Given records:
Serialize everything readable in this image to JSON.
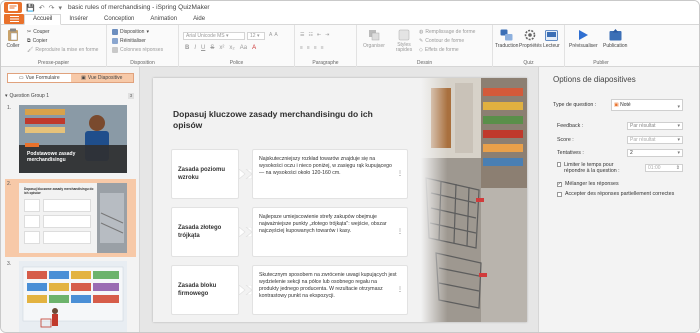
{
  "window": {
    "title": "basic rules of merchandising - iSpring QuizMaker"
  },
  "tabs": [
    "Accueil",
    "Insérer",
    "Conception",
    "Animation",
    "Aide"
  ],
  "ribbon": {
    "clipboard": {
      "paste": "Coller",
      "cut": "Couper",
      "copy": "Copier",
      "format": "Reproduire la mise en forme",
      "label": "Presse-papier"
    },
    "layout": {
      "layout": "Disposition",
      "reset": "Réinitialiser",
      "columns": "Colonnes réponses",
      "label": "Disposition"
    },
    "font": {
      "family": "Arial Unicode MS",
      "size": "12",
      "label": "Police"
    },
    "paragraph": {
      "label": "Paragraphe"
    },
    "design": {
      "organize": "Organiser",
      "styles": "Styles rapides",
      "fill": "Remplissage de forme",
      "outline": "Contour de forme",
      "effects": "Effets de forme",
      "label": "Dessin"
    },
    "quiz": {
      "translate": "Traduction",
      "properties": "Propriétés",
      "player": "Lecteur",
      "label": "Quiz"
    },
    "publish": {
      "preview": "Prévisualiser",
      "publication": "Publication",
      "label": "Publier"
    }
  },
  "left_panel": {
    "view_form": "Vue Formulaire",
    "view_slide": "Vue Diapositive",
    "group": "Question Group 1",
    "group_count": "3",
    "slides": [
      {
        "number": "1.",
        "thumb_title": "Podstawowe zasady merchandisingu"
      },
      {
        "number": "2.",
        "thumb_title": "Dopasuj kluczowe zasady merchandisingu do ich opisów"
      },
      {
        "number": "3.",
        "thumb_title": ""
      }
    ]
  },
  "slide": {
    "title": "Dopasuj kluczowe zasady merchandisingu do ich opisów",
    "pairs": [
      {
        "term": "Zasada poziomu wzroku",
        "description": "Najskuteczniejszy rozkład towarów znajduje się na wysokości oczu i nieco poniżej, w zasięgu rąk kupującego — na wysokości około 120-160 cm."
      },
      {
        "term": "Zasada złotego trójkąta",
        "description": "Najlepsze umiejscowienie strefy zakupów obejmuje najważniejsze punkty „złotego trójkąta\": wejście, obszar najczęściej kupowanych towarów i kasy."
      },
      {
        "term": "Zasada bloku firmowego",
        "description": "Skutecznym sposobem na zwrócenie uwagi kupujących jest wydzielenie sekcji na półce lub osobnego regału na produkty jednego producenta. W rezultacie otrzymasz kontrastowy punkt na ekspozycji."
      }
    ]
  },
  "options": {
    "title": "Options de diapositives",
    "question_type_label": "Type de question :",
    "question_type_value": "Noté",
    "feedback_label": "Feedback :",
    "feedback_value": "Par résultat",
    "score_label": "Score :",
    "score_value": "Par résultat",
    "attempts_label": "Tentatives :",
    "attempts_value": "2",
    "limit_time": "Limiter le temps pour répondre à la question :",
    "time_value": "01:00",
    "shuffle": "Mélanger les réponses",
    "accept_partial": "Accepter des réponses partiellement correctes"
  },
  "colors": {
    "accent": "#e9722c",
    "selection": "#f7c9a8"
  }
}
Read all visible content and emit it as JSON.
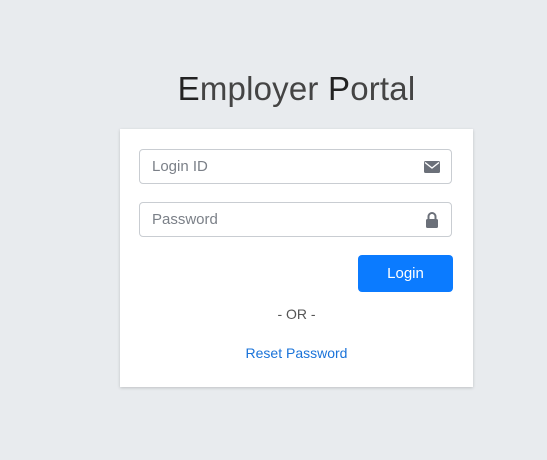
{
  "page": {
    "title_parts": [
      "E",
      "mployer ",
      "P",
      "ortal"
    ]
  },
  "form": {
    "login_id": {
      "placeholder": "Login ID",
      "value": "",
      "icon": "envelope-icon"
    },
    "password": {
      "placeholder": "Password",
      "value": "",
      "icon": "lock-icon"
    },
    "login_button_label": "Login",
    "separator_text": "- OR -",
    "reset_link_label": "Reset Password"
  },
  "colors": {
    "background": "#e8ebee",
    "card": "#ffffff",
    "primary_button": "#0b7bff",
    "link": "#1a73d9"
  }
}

What you should do: Scan the lines above for "résultat", then copy every one that has it.

The response:
    "feedback_value": "Par résultat",
    "score_value": "Par résultat",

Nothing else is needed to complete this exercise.